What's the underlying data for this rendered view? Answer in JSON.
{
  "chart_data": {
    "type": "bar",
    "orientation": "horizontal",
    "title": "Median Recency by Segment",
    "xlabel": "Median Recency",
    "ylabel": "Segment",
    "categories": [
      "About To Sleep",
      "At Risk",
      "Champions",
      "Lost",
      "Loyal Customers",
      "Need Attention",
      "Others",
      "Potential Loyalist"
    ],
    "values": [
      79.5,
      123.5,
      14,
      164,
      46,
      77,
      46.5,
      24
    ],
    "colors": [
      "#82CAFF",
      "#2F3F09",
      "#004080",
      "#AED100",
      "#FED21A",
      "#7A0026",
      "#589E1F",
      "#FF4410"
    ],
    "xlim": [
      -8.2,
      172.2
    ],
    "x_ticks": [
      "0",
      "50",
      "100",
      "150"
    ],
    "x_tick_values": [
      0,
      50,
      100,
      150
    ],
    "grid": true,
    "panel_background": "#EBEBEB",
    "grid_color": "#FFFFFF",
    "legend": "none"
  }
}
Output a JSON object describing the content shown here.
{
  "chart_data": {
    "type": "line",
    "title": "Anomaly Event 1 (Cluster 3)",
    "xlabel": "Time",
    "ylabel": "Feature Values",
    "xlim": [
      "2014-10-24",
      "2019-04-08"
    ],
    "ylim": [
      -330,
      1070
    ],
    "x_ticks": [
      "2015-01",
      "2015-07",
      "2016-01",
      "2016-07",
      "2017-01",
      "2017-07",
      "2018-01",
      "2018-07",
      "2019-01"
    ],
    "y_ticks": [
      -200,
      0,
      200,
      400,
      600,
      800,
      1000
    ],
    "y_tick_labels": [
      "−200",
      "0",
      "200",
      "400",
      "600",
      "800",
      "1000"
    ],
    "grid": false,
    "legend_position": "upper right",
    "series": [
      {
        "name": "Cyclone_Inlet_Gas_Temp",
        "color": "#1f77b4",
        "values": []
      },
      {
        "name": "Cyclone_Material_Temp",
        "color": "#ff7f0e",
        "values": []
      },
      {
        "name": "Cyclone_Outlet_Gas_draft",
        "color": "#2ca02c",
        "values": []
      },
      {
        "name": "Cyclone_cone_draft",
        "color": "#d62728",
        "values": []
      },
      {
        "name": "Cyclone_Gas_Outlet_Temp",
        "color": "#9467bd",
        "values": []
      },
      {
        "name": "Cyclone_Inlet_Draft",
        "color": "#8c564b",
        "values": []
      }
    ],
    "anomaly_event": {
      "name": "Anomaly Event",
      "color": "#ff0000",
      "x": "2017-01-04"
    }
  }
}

────────

Find every line in the records above that holds the word "Median", and copy each one.

◆ Reply to the exercise:
    "title": "Median Recency by Segment",
    "xlabel": "Median Recency",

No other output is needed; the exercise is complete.